━━━ Records for the task ━━━

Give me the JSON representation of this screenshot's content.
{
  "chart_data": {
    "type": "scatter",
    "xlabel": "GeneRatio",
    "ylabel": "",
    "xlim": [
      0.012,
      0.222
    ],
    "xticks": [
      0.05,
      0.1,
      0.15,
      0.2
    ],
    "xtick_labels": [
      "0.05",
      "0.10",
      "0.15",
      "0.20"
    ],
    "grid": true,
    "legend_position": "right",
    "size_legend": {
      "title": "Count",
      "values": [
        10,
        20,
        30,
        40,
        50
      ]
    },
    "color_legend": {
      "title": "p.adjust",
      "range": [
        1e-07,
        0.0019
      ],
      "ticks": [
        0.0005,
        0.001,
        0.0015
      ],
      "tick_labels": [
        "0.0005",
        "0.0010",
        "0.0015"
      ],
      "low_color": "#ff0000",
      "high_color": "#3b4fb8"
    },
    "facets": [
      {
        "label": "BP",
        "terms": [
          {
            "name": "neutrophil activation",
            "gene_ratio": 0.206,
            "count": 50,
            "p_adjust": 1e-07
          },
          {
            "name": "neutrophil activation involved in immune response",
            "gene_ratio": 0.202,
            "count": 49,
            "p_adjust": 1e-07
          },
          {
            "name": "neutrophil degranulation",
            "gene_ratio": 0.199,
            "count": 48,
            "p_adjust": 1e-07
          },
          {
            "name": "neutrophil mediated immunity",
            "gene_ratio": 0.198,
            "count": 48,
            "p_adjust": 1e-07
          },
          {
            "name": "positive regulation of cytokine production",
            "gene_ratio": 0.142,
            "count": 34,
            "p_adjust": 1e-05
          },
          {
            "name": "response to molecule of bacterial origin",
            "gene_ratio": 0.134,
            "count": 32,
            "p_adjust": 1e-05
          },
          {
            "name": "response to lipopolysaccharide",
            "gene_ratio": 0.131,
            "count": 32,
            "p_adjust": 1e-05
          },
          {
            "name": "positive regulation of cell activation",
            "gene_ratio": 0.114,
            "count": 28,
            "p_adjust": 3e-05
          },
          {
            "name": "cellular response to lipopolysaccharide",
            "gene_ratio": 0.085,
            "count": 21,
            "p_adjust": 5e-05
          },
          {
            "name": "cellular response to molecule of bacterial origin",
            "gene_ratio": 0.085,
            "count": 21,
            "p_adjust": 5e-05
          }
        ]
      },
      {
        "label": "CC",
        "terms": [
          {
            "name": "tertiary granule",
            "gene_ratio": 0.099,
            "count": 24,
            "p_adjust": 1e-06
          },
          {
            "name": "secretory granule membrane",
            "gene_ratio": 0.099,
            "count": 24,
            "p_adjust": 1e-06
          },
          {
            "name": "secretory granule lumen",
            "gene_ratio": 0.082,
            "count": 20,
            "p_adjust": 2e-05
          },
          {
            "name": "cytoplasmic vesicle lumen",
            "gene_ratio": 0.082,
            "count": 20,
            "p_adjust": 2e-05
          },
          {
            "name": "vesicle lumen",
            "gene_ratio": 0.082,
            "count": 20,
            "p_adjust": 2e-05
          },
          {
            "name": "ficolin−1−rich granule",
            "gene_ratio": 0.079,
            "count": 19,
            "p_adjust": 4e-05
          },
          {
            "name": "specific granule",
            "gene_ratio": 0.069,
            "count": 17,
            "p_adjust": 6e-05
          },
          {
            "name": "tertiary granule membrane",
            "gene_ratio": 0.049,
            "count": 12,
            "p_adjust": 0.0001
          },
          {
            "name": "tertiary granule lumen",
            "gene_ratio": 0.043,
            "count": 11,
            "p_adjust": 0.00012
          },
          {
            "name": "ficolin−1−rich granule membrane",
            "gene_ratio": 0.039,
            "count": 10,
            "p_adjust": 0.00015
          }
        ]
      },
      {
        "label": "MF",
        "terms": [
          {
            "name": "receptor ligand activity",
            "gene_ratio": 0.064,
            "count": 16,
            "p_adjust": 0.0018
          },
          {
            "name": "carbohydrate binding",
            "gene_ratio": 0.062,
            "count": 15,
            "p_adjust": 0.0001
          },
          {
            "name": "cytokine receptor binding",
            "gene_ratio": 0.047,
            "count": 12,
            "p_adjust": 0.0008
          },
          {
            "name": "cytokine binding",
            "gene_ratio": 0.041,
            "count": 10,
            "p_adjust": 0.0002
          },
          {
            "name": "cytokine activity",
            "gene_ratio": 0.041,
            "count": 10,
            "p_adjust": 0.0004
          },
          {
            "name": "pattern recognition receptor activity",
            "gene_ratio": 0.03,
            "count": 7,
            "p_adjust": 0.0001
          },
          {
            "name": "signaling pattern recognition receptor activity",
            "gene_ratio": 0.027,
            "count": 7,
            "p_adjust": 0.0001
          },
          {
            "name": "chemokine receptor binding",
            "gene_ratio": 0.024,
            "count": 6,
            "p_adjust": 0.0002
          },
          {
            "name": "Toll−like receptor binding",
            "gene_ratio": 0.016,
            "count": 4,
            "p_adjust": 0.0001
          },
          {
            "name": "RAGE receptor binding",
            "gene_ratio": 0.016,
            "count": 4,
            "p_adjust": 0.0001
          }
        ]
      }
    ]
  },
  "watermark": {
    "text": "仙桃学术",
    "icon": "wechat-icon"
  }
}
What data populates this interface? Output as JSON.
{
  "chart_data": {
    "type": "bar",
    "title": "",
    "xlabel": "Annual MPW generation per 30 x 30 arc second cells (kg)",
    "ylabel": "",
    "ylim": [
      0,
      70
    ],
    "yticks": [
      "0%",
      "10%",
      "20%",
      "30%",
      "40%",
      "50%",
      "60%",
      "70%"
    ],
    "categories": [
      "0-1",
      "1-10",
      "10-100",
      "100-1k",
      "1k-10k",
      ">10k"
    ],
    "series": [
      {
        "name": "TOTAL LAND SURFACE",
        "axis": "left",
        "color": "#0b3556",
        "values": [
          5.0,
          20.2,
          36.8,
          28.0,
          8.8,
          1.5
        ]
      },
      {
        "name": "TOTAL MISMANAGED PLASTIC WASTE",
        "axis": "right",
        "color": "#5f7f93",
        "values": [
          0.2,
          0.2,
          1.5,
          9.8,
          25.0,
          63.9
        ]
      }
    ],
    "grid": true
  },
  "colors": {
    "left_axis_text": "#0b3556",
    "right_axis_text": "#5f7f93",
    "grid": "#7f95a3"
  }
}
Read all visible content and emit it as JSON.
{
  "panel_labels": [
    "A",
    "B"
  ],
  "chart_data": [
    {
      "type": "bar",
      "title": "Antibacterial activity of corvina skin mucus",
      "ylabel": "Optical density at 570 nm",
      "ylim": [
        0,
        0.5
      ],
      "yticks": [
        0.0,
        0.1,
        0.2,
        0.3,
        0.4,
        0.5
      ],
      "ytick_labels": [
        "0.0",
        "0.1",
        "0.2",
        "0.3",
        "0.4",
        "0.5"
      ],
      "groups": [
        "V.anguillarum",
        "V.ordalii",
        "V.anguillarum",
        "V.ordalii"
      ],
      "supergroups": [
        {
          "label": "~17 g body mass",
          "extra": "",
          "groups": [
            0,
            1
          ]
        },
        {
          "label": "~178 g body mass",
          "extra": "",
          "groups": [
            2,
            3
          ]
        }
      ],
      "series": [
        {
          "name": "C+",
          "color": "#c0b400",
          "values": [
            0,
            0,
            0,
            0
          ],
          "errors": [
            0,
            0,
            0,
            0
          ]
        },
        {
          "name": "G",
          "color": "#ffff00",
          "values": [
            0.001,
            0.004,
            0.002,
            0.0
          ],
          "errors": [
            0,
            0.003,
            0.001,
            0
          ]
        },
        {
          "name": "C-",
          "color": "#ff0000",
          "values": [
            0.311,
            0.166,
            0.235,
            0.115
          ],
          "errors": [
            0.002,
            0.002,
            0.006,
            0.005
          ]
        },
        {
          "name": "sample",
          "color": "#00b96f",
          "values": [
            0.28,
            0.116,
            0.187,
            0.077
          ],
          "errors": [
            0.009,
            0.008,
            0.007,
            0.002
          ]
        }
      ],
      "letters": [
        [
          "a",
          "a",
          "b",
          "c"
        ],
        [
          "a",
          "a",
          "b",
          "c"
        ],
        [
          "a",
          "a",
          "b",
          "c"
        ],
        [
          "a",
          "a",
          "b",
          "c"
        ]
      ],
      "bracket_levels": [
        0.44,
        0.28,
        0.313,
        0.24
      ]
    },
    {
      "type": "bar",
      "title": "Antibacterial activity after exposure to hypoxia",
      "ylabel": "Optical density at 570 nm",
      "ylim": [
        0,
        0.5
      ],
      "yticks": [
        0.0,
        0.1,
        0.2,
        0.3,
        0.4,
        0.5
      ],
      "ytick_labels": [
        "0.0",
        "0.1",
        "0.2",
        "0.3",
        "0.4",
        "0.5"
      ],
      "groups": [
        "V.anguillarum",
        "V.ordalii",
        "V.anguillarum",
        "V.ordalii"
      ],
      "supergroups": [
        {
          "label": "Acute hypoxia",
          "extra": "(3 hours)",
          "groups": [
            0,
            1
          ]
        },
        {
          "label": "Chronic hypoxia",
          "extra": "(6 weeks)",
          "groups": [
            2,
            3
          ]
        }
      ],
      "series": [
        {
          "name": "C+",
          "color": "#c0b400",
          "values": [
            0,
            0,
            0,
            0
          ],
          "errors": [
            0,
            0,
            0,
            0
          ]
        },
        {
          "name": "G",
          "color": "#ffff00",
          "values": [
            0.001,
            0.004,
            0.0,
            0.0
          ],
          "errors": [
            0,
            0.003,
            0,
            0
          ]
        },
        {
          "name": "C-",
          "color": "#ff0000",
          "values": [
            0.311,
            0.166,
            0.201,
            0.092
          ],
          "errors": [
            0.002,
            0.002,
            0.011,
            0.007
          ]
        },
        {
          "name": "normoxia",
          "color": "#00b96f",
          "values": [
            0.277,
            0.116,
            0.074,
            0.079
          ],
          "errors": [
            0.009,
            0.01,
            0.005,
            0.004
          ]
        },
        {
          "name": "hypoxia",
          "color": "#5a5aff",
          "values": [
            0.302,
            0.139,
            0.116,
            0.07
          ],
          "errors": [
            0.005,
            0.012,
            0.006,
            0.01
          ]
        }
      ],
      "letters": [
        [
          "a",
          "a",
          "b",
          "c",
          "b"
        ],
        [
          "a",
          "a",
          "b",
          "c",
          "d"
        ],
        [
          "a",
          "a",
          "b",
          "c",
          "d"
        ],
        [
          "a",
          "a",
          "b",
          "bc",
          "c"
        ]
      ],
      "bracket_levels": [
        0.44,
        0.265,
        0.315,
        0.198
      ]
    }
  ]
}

━━━

Task. If the string "receptor" is in a line of the entries, pick that line out.

Answer area.
            "name": "receptor ligand activity",
            "name": "cytokine receptor binding",
            "name": "pattern recognition receptor activity",
            "name": "signaling pattern recognition receptor activity",
            "name": "chemokine receptor binding",
            "name": "Toll−like receptor binding",
            "name": "RAGE receptor binding",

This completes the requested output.